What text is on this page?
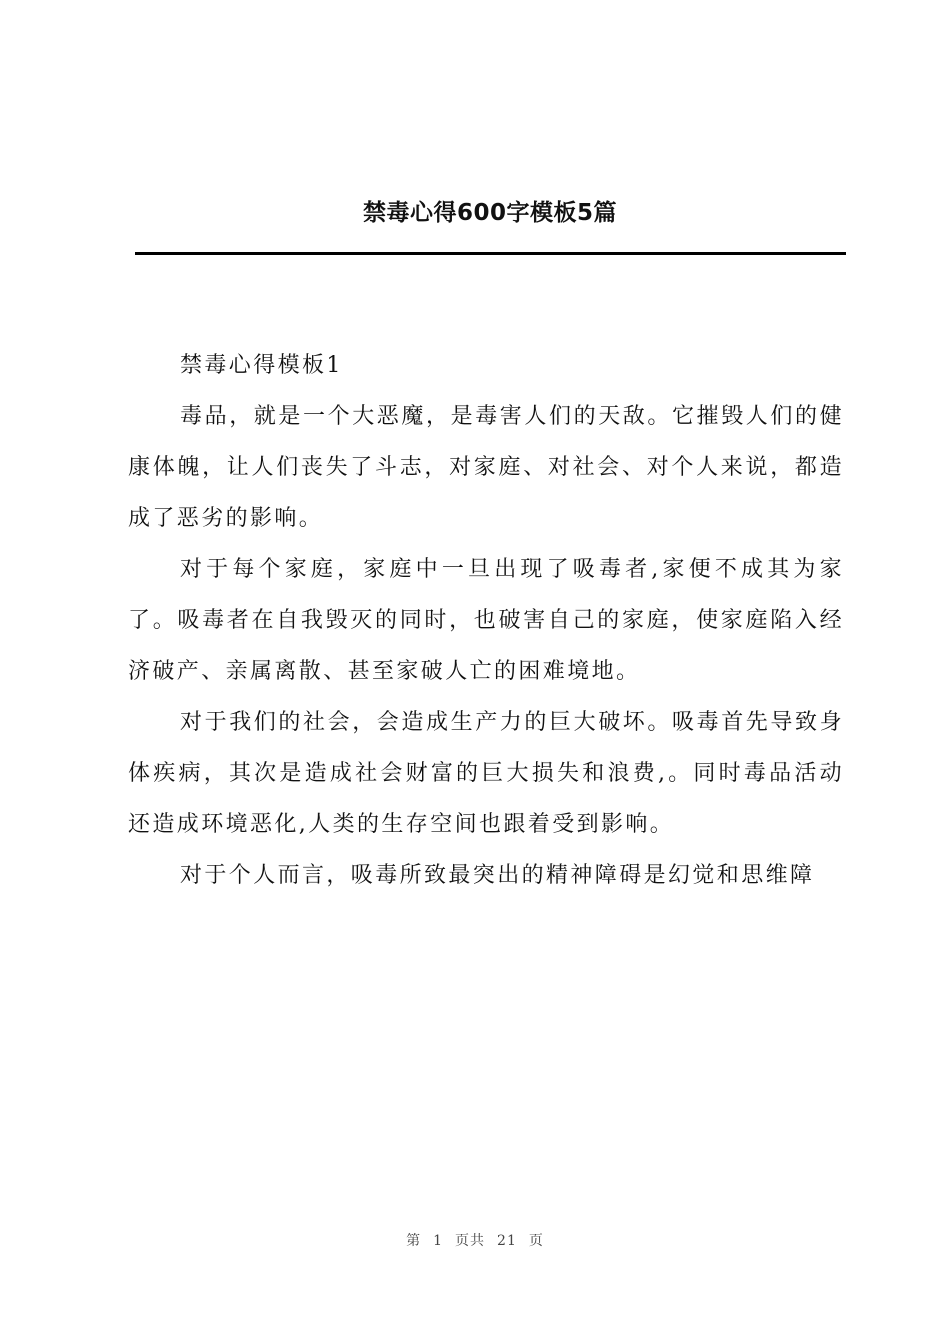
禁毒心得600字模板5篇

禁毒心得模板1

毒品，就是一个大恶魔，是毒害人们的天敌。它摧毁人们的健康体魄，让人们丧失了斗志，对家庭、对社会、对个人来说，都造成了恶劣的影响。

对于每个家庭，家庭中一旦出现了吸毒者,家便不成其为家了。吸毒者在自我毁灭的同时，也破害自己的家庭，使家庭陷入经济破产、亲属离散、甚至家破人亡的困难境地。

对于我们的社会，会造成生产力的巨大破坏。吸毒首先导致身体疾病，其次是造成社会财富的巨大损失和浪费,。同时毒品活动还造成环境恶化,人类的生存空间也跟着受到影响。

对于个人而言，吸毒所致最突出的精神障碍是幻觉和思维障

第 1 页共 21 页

» Your task
Write out the listing above exactly as it stands, pictures excluded.

» Response to the task
What text is on this page?
禁毒心得600字模板5篇

禁毒心得模板1

毒品，就是一个大恶魔，是毒害人们的天敌。它摧毁人们的健康体魄，让人们丧失了斗志，对家庭、对社会、对个人来说，都造成了恶劣的影响。

对于每个家庭，家庭中一旦出现了吸毒者,家便不成其为家了。吸毒者在自我毁灭的同时，也破害自己的家庭，使家庭陷入经济破产、亲属离散、甚至家破人亡的困难境地。

对于我们的社会，会造成生产力的巨大破坏。吸毒首先导致身体疾病，其次是造成社会财富的巨大损失和浪费,。同时毒品活动还造成环境恶化,人类的生存空间也跟着受到影响。

对于个人而言，吸毒所致最突出的精神障碍是幻觉和思维障

第 1 页共 21 页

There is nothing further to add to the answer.